_DATASET CONTENT_.
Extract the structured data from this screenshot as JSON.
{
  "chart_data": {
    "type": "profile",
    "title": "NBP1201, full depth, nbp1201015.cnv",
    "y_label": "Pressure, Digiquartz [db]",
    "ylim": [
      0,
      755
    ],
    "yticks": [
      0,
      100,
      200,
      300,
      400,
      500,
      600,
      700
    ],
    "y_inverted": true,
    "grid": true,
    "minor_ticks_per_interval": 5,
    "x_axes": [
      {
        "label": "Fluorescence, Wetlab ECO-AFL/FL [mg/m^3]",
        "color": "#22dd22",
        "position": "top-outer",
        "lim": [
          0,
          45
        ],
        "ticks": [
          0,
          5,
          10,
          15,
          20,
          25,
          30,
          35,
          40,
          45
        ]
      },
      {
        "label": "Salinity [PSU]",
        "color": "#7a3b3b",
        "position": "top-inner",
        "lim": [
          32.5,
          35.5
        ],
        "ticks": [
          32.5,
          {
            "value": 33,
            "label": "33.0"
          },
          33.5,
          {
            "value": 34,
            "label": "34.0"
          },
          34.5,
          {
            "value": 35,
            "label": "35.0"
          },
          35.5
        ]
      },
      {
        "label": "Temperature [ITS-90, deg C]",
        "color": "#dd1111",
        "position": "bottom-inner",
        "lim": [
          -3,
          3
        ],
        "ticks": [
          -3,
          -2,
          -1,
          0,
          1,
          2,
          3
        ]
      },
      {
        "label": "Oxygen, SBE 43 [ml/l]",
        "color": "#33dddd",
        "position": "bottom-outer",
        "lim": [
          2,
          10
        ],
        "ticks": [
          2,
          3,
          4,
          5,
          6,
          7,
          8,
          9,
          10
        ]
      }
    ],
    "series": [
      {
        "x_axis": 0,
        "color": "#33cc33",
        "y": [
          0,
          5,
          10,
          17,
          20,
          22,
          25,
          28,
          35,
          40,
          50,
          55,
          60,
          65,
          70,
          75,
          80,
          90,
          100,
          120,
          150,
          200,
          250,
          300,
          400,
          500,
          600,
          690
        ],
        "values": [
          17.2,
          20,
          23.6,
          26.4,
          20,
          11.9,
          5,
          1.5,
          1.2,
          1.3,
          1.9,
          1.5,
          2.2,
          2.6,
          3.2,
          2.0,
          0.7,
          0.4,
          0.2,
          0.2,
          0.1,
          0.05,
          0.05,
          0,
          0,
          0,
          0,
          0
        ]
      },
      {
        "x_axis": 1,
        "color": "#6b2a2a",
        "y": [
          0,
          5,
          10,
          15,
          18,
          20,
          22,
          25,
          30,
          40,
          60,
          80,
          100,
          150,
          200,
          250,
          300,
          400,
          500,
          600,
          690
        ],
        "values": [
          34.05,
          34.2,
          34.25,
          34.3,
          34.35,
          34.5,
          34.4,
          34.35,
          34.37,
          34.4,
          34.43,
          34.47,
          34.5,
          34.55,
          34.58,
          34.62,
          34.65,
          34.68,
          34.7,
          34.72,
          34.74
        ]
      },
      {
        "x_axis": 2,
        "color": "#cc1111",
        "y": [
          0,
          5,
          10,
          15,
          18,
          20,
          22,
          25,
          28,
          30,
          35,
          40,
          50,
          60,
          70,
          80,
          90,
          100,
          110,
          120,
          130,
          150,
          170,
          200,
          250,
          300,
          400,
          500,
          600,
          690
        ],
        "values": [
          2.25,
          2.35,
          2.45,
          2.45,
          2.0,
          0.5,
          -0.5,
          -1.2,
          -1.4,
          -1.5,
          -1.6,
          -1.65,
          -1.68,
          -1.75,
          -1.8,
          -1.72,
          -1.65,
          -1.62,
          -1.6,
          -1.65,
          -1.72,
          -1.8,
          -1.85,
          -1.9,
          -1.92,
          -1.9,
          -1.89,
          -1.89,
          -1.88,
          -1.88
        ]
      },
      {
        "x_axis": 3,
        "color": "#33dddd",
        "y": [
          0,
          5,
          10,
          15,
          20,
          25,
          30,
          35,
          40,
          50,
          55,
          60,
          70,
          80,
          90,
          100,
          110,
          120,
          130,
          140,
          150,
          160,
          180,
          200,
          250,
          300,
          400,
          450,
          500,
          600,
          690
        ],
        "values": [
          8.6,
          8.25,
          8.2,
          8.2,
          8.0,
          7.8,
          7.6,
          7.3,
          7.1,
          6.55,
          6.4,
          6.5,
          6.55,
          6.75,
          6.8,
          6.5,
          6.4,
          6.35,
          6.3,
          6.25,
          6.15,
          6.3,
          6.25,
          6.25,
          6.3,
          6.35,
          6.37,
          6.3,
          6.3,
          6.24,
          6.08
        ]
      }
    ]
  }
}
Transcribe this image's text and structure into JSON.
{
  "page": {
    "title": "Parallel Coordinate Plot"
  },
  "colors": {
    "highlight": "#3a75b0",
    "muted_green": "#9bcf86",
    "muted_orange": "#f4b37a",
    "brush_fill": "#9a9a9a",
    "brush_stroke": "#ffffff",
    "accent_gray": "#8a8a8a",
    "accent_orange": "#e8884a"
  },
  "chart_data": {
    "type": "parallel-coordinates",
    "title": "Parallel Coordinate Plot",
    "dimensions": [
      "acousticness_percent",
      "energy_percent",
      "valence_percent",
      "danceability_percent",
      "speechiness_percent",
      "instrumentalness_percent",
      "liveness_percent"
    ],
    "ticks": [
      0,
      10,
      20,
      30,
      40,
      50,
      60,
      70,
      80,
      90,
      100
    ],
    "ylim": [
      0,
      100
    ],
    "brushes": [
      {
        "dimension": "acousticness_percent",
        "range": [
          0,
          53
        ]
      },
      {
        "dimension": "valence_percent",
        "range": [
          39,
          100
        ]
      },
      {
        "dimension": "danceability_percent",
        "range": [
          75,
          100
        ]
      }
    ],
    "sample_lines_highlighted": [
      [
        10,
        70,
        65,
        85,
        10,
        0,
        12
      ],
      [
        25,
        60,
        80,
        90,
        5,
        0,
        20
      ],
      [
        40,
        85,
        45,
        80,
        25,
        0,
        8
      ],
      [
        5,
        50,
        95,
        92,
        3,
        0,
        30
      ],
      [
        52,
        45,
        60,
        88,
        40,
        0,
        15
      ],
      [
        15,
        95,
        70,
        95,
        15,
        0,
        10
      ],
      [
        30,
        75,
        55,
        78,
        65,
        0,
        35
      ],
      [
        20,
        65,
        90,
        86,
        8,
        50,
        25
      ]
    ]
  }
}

_GOAL_. Scan the data above and copy every line with "bottom" in it.

_OUTPUT BELOW_.
        "position": "bottom-inner",
        "position": "bottom-outer",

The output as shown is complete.